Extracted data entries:
* start *
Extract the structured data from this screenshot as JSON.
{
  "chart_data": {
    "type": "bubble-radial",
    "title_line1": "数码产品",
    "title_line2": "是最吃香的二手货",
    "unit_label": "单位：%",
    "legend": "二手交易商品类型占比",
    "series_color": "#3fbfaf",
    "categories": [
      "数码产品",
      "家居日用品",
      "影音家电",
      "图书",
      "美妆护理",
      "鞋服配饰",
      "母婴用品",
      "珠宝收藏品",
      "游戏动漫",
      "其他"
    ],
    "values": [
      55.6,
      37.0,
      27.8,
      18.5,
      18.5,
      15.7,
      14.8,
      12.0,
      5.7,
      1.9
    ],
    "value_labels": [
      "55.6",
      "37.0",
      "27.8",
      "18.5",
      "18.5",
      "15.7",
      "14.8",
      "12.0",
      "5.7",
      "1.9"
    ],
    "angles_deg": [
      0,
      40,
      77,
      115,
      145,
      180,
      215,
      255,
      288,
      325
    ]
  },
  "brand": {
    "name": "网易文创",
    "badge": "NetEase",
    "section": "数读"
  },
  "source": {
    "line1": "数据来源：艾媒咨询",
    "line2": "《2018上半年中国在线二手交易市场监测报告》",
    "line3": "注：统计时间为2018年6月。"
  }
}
* end *
→ What to do
Write out the full listing, keeping every line exactly as it is.

→ The solution
Extract the structured data from this screenshot as JSON.
{
  "chart_data": {
    "type": "bubble-radial",
    "title_line1": "数码产品",
    "title_line2": "是最吃香的二手货",
    "unit_label": "单位：%",
    "legend": "二手交易商品类型占比",
    "series_color": "#3fbfaf",
    "categories": [
      "数码产品",
      "家居日用品",
      "影音家电",
      "图书",
      "美妆护理",
      "鞋服配饰",
      "母婴用品",
      "珠宝收藏品",
      "游戏动漫",
      "其他"
    ],
    "values": [
      55.6,
      37.0,
      27.8,
      18.5,
      18.5,
      15.7,
      14.8,
      12.0,
      5.7,
      1.9
    ],
    "value_labels": [
      "55.6",
      "37.0",
      "27.8",
      "18.5",
      "18.5",
      "15.7",
      "14.8",
      "12.0",
      "5.7",
      "1.9"
    ],
    "angles_deg": [
      0,
      40,
      77,
      115,
      145,
      180,
      215,
      255,
      288,
      325
    ]
  },
  "brand": {
    "name": "网易文创",
    "badge": "NetEase",
    "section": "数读"
  },
  "source": {
    "line1": "数据来源：艾媒咨询",
    "line2": "《2018上半年中国在线二手交易市场监测报告》",
    "line3": "注：统计时间为2018年6月。"
  }
}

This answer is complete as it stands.